## Start Data extract

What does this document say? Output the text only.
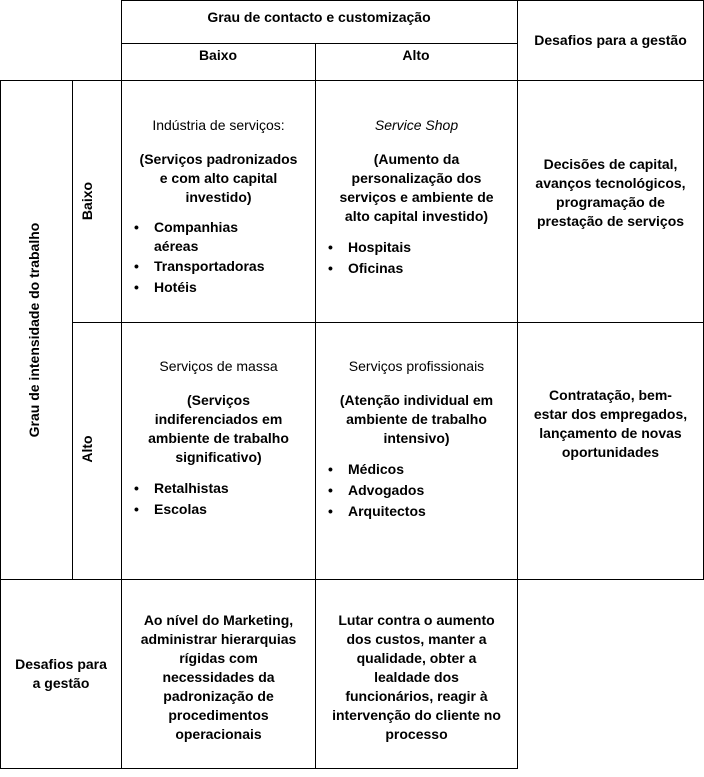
Grau de contacto e customização
Desafios para a gestão
Baixo	Alto
Grau de intensidade do trabalho
Baixo
Alto
Indústria de serviços:
(Serviços padronizados
e com alto capital
investido)
• Companhias aéreas
• Transportadoras
• Hotéis
Service Shop
(Aumento da
personalização dos
serviços e ambiente de
alto capital investido)
• Hospitais
• Oficinas
Decisões de capital,
avanços tecnológicos,
programação de
prestação de serviços
Serviços de massa
(Serviços
indiferenciados em
ambiente de trabalho
significativo)
• Retalhistas
• Escolas
Serviços profissionais
(Atenção individual em
ambiente de trabalho
intensivo)
• Médicos
• Advogados
• Arquitectos
Contratação, bem-
estar dos empregados,
lançamento de novas
oportunidades
Desafios para
a gestão
Ao nível do Marketing,
administrar hierarquias
rígidas com
necessidades da
padronização de
procedimentos
operacionais
Lutar contra o aumento
dos custos, manter a
qualidade, obter a
lealdade dos
funcionários, reagir à
intervenção do cliente no
processo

## End Data extract

Task statement: Repeat the material exactly as it reads, without any of its pictures.

Solution below:
What does this document say? Output the text only.
Grau de contacto e customização
Desafios para a gestão
Baixo	Alto
Grau de intensidade do trabalho
Baixo
Alto
Indústria de serviços:
(Serviços padronizados
e com alto capital
investido)
• Companhias aéreas
• Transportadoras
• Hotéis
Service Shop
(Aumento da
personalização dos
serviços e ambiente de
alto capital investido)
• Hospitais
• Oficinas
Decisões de capital,
avanços tecnológicos,
programação de
prestação de serviços
Serviços de massa
(Serviços
indiferenciados em
ambiente de trabalho
significativo)
• Retalhistas
• Escolas
Serviços profissionais
(Atenção individual em
ambiente de trabalho
intensivo)
• Médicos
• Advogados
• Arquitectos
Contratação, bem-
estar dos empregados,
lançamento de novas
oportunidades
Desafios para
a gestão
Ao nível do Marketing,
administrar hierarquias
rígidas com
necessidades da
padronização de
procedimentos
operacionais
Lutar contra o aumento
dos custos, manter a
qualidade, obter a
lealdade dos
funcionários, reagir à
intervenção do cliente no
processo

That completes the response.